Would you copy out the whole listing exactly as given?
[START]
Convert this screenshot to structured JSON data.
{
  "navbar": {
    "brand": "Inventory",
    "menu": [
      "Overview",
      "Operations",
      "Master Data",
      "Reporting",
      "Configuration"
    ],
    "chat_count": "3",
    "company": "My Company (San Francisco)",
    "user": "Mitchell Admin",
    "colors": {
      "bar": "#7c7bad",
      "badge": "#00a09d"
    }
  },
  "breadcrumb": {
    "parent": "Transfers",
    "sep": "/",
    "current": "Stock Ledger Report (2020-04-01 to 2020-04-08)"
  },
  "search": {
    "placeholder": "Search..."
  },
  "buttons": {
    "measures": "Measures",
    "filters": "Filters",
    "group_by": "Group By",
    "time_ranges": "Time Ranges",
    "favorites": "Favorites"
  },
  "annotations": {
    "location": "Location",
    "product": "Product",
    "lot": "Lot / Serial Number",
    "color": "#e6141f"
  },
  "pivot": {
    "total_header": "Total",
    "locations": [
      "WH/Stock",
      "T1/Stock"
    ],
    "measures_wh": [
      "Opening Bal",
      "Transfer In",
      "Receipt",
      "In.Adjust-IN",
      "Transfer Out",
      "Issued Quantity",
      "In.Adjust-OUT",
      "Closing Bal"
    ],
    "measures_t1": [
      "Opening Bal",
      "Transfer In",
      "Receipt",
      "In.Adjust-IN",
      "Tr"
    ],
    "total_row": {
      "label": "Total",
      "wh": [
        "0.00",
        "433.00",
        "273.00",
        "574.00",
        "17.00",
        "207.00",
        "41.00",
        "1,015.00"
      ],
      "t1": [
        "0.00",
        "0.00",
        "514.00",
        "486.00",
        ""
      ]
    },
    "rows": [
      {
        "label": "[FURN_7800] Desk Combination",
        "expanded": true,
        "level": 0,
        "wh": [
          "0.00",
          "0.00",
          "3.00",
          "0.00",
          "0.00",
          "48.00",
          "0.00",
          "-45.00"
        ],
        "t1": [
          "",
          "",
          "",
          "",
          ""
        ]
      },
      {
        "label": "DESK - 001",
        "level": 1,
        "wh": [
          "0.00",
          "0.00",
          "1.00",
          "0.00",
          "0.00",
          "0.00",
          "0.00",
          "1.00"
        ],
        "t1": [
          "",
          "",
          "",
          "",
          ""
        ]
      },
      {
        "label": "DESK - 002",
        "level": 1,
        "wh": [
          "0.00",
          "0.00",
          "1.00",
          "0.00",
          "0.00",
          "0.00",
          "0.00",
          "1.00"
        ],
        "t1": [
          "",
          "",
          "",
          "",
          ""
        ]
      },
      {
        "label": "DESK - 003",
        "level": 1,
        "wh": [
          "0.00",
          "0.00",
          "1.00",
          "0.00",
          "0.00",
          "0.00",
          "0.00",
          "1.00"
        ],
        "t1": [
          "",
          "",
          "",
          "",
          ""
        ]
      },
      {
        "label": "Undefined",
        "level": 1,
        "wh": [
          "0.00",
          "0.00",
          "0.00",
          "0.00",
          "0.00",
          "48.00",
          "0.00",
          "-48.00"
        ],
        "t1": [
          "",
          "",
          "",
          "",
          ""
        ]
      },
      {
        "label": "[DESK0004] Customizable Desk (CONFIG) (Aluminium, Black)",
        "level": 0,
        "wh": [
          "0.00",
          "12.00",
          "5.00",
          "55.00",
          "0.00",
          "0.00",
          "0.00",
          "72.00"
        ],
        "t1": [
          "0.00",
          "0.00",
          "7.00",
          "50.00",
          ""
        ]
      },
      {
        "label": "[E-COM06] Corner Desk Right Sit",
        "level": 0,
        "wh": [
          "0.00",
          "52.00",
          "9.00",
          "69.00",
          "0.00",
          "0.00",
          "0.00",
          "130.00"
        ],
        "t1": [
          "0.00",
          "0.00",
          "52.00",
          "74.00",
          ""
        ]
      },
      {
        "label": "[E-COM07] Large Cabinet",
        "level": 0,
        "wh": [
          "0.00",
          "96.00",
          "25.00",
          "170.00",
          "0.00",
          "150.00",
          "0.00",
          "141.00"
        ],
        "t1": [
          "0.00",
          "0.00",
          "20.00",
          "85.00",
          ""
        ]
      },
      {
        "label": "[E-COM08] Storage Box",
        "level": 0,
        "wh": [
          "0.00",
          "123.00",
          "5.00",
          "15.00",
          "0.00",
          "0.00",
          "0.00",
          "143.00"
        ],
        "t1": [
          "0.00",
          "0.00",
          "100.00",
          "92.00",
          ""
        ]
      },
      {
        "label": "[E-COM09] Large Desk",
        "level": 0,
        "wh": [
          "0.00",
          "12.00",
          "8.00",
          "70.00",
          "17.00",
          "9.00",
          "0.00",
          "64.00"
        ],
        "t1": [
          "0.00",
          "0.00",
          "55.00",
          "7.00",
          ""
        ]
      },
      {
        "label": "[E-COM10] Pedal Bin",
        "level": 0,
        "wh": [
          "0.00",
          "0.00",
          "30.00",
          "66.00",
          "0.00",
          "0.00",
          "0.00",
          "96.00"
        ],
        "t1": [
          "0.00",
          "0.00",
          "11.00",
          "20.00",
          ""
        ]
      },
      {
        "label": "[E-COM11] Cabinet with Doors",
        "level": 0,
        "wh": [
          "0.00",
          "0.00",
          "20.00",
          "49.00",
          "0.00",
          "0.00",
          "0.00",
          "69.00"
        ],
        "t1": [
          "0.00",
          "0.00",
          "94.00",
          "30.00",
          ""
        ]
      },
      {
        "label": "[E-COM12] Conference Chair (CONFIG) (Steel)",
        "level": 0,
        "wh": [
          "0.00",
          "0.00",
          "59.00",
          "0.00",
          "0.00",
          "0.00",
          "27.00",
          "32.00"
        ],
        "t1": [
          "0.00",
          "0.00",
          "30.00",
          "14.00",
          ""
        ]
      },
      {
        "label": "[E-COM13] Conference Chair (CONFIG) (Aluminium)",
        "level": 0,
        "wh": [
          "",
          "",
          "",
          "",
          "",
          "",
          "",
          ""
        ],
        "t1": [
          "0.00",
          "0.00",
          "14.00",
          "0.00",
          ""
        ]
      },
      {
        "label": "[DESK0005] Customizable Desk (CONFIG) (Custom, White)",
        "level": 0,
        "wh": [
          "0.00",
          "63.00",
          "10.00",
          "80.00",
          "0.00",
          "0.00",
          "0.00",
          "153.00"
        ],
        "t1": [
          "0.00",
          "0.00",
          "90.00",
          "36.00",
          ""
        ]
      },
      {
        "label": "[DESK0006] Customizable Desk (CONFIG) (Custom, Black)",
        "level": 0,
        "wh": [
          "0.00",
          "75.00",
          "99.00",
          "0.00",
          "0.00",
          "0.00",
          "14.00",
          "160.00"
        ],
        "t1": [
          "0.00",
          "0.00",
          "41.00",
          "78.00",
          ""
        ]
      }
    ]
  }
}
[END]
### Full response
Convert this screenshot to structured JSON data.
{
  "navbar": {
    "brand": "Inventory",
    "menu": [
      "Overview",
      "Operations",
      "Master Data",
      "Reporting",
      "Configuration"
    ],
    "chat_count": "3",
    "company": "My Company (San Francisco)",
    "user": "Mitchell Admin",
    "colors": {
      "bar": "#7c7bad",
      "badge": "#00a09d"
    }
  },
  "breadcrumb": {
    "parent": "Transfers",
    "sep": "/",
    "current": "Stock Ledger Report (2020-04-01 to 2020-04-08)"
  },
  "search": {
    "placeholder": "Search..."
  },
  "buttons": {
    "measures": "Measures",
    "filters": "Filters",
    "group_by": "Group By",
    "time_ranges": "Time Ranges",
    "favorites": "Favorites"
  },
  "annotations": {
    "location": "Location",
    "product": "Product",
    "lot": "Lot / Serial Number",
    "color": "#e6141f"
  },
  "pivot": {
    "total_header": "Total",
    "locations": [
      "WH/Stock",
      "T1/Stock"
    ],
    "measures_wh": [
      "Opening Bal",
      "Transfer In",
      "Receipt",
      "In.Adjust-IN",
      "Transfer Out",
      "Issued Quantity",
      "In.Adjust-OUT",
      "Closing Bal"
    ],
    "measures_t1": [
      "Opening Bal",
      "Transfer In",
      "Receipt",
      "In.Adjust-IN",
      "Tr"
    ],
    "total_row": {
      "label": "Total",
      "wh": [
        "0.00",
        "433.00",
        "273.00",
        "574.00",
        "17.00",
        "207.00",
        "41.00",
        "1,015.00"
      ],
      "t1": [
        "0.00",
        "0.00",
        "514.00",
        "486.00",
        ""
      ]
    },
    "rows": [
      {
        "label": "[FURN_7800] Desk Combination",
        "expanded": true,
        "level": 0,
        "wh": [
          "0.00",
          "0.00",
          "3.00",
          "0.00",
          "0.00",
          "48.00",
          "0.00",
          "-45.00"
        ],
        "t1": [
          "",
          "",
          "",
          "",
          ""
        ]
      },
      {
        "label": "DESK - 001",
        "level": 1,
        "wh": [
          "0.00",
          "0.00",
          "1.00",
          "0.00",
          "0.00",
          "0.00",
          "0.00",
          "1.00"
        ],
        "t1": [
          "",
          "",
          "",
          "",
          ""
        ]
      },
      {
        "label": "DESK - 002",
        "level": 1,
        "wh": [
          "0.00",
          "0.00",
          "1.00",
          "0.00",
          "0.00",
          "0.00",
          "0.00",
          "1.00"
        ],
        "t1": [
          "",
          "",
          "",
          "",
          ""
        ]
      },
      {
        "label": "DESK - 003",
        "level": 1,
        "wh": [
          "0.00",
          "0.00",
          "1.00",
          "0.00",
          "0.00",
          "0.00",
          "0.00",
          "1.00"
        ],
        "t1": [
          "",
          "",
          "",
          "",
          ""
        ]
      },
      {
        "label": "Undefined",
        "level": 1,
        "wh": [
          "0.00",
          "0.00",
          "0.00",
          "0.00",
          "0.00",
          "48.00",
          "0.00",
          "-48.00"
        ],
        "t1": [
          "",
          "",
          "",
          "",
          ""
        ]
      },
      {
        "label": "[DESK0004] Customizable Desk (CONFIG) (Aluminium, Black)",
        "level": 0,
        "wh": [
          "0.00",
          "12.00",
          "5.00",
          "55.00",
          "0.00",
          "0.00",
          "0.00",
          "72.00"
        ],
        "t1": [
          "0.00",
          "0.00",
          "7.00",
          "50.00",
          ""
        ]
      },
      {
        "label": "[E-COM06] Corner Desk Right Sit",
        "level": 0,
        "wh": [
          "0.00",
          "52.00",
          "9.00",
          "69.00",
          "0.00",
          "0.00",
          "0.00",
          "130.00"
        ],
        "t1": [
          "0.00",
          "0.00",
          "52.00",
          "74.00",
          ""
        ]
      },
      {
        "label": "[E-COM07] Large Cabinet",
        "level": 0,
        "wh": [
          "0.00",
          "96.00",
          "25.00",
          "170.00",
          "0.00",
          "150.00",
          "0.00",
          "141.00"
        ],
        "t1": [
          "0.00",
          "0.00",
          "20.00",
          "85.00",
          ""
        ]
      },
      {
        "label": "[E-COM08] Storage Box",
        "level": 0,
        "wh": [
          "0.00",
          "123.00",
          "5.00",
          "15.00",
          "0.00",
          "0.00",
          "0.00",
          "143.00"
        ],
        "t1": [
          "0.00",
          "0.00",
          "100.00",
          "92.00",
          ""
        ]
      },
      {
        "label": "[E-COM09] Large Desk",
        "level": 0,
        "wh": [
          "0.00",
          "12.00",
          "8.00",
          "70.00",
          "17.00",
          "9.00",
          "0.00",
          "64.00"
        ],
        "t1": [
          "0.00",
          "0.00",
          "55.00",
          "7.00",
          ""
        ]
      },
      {
        "label": "[E-COM10] Pedal Bin",
        "level": 0,
        "wh": [
          "0.00",
          "0.00",
          "30.00",
          "66.00",
          "0.00",
          "0.00",
          "0.00",
          "96.00"
        ],
        "t1": [
          "0.00",
          "0.00",
          "11.00",
          "20.00",
          ""
        ]
      },
      {
        "label": "[E-COM11] Cabinet with Doors",
        "level": 0,
        "wh": [
          "0.00",
          "0.00",
          "20.00",
          "49.00",
          "0.00",
          "0.00",
          "0.00",
          "69.00"
        ],
        "t1": [
          "0.00",
          "0.00",
          "94.00",
          "30.00",
          ""
        ]
      },
      {
        "label": "[E-COM12] Conference Chair (CONFIG) (Steel)",
        "level": 0,
        "wh": [
          "0.00",
          "0.00",
          "59.00",
          "0.00",
          "0.00",
          "0.00",
          "27.00",
          "32.00"
        ],
        "t1": [
          "0.00",
          "0.00",
          "30.00",
          "14.00",
          ""
        ]
      },
      {
        "label": "[E-COM13] Conference Chair (CONFIG) (Aluminium)",
        "level": 0,
        "wh": [
          "",
          "",
          "",
          "",
          "",
          "",
          "",
          ""
        ],
        "t1": [
          "0.00",
          "0.00",
          "14.00",
          "0.00",
          ""
        ]
      },
      {
        "label": "[DESK0005] Customizable Desk (CONFIG) (Custom, White)",
        "level": 0,
        "wh": [
          "0.00",
          "63.00",
          "10.00",
          "80.00",
          "0.00",
          "0.00",
          "0.00",
          "153.00"
        ],
        "t1": [
          "0.00",
          "0.00",
          "90.00",
          "36.00",
          ""
        ]
      },
      {
        "label": "[DESK0006] Customizable Desk (CONFIG) (Custom, Black)",
        "level": 0,
        "wh": [
          "0.00",
          "75.00",
          "99.00",
          "0.00",
          "0.00",
          "0.00",
          "14.00",
          "160.00"
        ],
        "t1": [
          "0.00",
          "0.00",
          "41.00",
          "78.00",
          ""
        ]
      }
    ]
  }
}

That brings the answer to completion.